[start of MATERIAL FOR THE TASK]

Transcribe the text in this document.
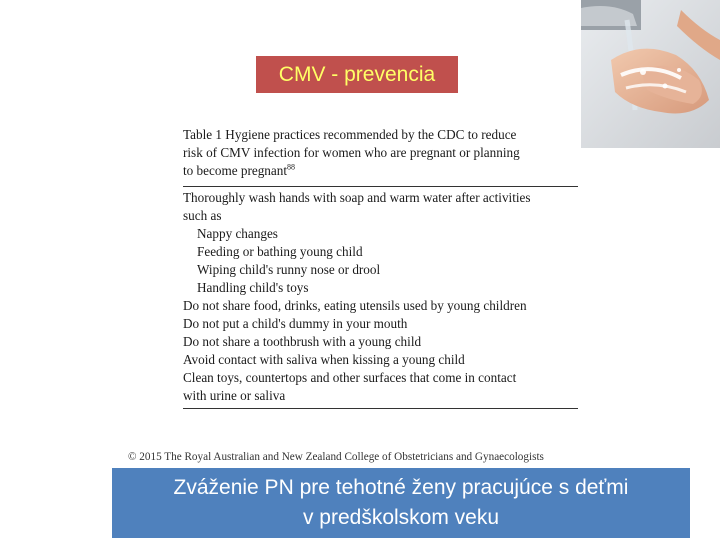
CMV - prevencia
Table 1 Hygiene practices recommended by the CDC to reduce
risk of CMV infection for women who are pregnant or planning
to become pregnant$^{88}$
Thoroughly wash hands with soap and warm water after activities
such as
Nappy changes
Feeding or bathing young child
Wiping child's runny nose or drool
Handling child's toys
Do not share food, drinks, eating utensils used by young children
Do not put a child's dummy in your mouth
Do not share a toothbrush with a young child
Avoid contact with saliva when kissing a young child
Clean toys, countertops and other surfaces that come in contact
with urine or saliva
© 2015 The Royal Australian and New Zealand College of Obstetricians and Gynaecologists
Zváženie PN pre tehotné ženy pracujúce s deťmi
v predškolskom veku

[end of MATERIAL FOR THE TASK]
[start of MATERIAL FOR THE TASK]

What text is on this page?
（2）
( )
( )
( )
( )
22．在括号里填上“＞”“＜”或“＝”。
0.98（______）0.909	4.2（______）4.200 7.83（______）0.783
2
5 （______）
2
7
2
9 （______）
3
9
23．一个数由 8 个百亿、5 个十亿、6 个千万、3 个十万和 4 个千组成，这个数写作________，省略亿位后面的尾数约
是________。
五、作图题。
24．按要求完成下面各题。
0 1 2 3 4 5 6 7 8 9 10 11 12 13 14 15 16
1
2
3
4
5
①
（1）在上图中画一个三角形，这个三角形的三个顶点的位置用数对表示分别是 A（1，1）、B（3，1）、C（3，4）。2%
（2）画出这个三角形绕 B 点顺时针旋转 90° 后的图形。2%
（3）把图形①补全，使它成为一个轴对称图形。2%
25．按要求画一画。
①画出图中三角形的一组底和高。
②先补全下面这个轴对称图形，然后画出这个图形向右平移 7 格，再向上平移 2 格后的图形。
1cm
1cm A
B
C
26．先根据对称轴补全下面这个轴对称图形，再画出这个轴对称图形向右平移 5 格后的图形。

[end of MATERIAL FOR THE TASK]
[start of MATERIAL FOR THE TASK]

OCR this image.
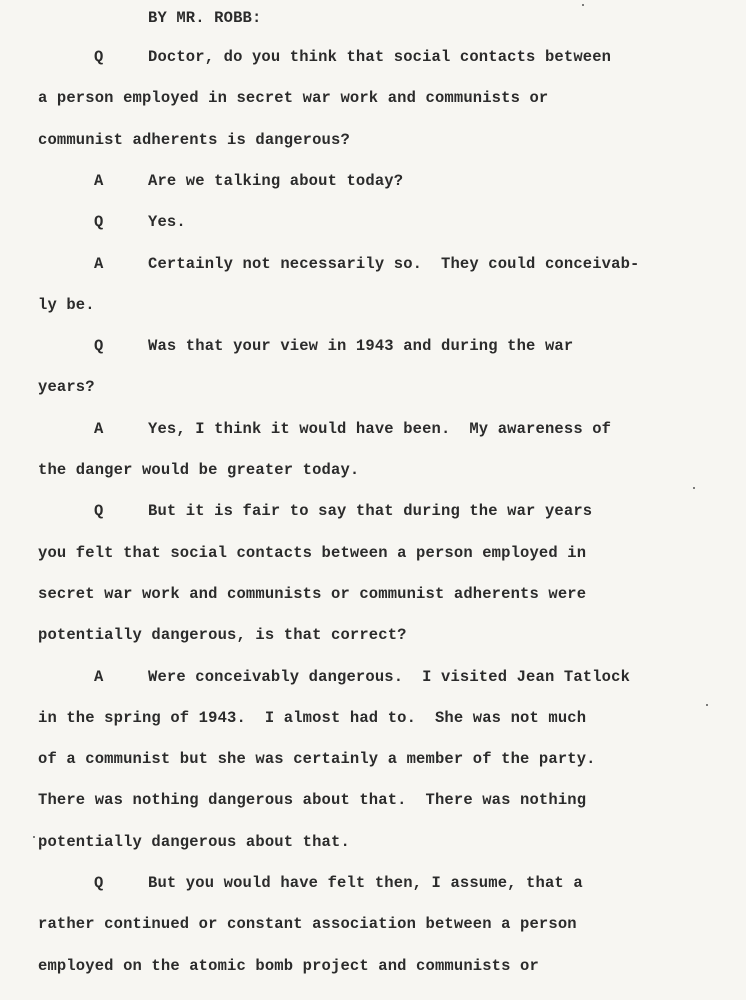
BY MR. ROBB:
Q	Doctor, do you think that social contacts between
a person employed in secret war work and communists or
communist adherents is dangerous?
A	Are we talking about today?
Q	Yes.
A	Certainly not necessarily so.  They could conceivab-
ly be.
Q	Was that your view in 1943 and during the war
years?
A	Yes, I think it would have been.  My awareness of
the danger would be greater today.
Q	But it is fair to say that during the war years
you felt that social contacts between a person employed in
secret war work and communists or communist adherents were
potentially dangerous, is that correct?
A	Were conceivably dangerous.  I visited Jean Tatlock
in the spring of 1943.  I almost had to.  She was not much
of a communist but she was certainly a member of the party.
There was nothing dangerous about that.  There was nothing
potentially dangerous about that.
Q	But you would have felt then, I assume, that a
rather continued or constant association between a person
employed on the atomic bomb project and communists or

[end of MATERIAL FOR THE TASK]

● **CHALLENGE**: Find the word "that" in the entries, and copy every line it shows up in.

● **SOLUTION TO THE PROBLEM**:
Clean toys, countertops and other surfaces that come in contact
Q	Doctor, do you think that social contacts between
Q	Was that your view in 1943 and during the war
Q	But it is fair to say that during the war years
you felt that social contacts between a person employed in
potentially dangerous, is that correct?
There was nothing dangerous about that.  There was nothing
potentially dangerous about that.
Q	But you would have felt then, I assume, that a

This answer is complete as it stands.